OBJECTIVE:
In the records below, work out how many lines hold the word "tone". Report the number alone.

DATA ENTRIES:
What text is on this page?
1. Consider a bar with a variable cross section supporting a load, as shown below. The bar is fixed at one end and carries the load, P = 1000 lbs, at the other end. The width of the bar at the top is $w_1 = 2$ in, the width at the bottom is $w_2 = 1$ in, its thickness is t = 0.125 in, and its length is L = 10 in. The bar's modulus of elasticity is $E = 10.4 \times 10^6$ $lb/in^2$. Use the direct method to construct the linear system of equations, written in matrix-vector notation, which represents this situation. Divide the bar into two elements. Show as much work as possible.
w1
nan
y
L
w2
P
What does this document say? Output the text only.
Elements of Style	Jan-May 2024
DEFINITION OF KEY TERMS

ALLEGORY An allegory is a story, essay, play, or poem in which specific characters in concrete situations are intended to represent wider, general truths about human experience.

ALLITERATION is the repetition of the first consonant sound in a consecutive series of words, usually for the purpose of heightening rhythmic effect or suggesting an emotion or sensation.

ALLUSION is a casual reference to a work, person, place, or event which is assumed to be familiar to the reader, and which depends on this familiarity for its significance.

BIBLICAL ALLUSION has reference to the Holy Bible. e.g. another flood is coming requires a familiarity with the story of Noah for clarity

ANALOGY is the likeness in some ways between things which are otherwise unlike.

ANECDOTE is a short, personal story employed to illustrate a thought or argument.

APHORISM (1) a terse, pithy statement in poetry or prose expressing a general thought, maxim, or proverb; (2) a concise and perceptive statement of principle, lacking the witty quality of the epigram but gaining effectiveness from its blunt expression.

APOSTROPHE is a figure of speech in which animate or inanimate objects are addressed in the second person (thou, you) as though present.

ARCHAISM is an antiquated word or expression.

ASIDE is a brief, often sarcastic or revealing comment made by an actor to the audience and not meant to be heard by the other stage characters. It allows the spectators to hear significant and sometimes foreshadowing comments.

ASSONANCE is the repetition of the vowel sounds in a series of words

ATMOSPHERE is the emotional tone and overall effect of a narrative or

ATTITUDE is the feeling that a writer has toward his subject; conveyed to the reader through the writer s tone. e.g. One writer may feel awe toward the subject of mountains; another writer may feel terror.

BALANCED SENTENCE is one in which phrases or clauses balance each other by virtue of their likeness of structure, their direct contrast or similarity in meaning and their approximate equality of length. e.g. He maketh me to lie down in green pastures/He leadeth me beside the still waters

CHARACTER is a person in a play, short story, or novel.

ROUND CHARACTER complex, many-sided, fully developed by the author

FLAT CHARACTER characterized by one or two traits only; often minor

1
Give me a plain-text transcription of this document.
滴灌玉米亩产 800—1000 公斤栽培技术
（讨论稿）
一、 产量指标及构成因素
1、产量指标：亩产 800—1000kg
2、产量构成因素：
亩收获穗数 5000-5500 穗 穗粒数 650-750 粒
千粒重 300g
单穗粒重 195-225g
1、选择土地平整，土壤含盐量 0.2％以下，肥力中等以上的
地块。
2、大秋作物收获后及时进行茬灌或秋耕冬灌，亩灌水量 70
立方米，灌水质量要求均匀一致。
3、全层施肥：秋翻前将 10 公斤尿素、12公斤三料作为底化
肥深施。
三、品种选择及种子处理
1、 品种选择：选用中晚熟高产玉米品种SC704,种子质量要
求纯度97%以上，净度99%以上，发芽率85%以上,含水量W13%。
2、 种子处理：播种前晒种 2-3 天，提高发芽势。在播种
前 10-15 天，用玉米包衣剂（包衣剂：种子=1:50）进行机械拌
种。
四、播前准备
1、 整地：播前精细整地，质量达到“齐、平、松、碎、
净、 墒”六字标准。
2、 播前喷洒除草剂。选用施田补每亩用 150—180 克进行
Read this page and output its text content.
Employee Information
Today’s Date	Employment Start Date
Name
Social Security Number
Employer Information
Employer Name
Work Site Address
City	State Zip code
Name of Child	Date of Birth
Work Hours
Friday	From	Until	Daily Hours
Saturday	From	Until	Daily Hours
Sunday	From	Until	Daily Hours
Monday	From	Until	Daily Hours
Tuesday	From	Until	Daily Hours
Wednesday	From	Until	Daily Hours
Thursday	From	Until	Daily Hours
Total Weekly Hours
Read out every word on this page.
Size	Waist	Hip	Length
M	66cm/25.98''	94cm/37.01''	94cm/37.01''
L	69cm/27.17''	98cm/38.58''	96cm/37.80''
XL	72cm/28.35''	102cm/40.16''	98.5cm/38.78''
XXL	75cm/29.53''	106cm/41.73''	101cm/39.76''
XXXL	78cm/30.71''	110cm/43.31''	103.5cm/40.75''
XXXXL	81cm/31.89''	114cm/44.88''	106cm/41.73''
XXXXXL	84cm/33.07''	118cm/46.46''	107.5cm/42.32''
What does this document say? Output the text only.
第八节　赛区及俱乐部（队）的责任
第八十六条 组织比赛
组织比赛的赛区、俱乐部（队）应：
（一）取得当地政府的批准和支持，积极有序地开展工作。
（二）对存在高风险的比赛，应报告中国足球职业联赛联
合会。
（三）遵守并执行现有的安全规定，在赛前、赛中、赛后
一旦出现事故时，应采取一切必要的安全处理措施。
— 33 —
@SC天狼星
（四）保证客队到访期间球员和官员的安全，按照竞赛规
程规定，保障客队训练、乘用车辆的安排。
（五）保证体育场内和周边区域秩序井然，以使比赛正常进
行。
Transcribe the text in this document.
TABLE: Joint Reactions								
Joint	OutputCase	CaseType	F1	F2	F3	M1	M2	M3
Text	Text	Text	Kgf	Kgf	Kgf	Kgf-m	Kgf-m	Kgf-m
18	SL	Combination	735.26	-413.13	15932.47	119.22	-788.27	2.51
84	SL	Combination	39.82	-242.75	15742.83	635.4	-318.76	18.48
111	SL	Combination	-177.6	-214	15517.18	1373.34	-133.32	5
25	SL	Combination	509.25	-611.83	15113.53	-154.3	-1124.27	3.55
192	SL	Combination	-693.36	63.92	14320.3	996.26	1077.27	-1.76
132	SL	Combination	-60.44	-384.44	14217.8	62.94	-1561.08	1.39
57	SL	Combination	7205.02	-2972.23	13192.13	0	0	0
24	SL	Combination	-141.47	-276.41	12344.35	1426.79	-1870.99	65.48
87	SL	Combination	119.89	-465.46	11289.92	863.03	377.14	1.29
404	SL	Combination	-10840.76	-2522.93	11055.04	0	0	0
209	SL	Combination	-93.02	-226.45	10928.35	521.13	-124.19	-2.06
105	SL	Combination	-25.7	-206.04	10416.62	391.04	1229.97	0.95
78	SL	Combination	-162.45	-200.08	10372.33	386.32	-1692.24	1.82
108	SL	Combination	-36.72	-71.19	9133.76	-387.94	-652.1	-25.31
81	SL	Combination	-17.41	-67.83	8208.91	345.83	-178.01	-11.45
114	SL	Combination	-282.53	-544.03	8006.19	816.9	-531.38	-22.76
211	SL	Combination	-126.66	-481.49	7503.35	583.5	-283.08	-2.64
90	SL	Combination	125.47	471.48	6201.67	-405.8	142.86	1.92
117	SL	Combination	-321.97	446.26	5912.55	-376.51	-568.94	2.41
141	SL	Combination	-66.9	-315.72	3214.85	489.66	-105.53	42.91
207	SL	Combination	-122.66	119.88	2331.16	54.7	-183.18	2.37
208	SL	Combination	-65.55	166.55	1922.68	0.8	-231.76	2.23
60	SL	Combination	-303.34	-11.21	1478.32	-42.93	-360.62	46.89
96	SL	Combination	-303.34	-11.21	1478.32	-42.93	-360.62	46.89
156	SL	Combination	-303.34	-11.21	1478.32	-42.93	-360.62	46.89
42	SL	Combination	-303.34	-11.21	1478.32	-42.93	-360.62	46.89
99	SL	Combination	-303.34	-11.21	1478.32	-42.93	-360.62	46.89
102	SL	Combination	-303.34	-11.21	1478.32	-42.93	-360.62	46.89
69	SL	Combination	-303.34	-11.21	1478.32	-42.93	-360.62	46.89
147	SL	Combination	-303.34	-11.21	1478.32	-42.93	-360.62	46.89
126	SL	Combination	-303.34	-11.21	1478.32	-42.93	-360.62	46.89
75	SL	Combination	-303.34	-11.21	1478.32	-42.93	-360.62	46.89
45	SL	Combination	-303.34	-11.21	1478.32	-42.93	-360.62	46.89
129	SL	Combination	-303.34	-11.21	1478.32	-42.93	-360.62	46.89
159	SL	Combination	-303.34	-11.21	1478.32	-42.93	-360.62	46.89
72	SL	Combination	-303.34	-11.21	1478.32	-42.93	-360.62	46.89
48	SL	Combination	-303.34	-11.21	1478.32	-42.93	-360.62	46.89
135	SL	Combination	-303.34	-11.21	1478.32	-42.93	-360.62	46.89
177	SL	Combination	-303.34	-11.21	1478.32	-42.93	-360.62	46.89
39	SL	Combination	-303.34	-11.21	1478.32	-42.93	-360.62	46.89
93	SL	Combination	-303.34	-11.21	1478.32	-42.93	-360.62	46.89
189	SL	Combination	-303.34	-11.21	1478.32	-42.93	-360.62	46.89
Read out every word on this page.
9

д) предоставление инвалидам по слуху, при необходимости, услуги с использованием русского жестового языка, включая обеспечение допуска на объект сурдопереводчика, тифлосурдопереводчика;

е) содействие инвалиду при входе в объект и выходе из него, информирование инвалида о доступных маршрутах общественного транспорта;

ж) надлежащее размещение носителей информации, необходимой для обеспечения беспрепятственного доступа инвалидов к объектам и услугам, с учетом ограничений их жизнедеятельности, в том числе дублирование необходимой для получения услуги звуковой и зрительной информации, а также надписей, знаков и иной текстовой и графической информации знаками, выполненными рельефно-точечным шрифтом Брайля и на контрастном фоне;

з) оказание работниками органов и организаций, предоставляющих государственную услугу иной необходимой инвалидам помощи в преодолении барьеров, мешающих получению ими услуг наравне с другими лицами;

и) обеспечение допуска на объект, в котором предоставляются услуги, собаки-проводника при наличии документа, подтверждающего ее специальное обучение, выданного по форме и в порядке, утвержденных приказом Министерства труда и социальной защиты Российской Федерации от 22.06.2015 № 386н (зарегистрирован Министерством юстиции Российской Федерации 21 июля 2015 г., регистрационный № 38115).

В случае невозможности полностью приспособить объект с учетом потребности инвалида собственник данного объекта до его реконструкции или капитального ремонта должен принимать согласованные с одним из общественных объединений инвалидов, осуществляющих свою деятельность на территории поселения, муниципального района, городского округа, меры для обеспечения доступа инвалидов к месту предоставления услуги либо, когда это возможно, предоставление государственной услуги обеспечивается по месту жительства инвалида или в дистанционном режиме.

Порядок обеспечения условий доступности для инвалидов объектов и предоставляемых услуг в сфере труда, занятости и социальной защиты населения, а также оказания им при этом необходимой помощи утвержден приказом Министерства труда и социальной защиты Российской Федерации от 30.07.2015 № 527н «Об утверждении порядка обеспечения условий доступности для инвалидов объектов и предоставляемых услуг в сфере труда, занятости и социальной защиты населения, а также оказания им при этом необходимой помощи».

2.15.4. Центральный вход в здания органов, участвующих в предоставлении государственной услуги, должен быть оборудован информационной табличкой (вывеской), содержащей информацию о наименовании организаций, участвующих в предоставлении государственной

CORRECT RESPONSE:
2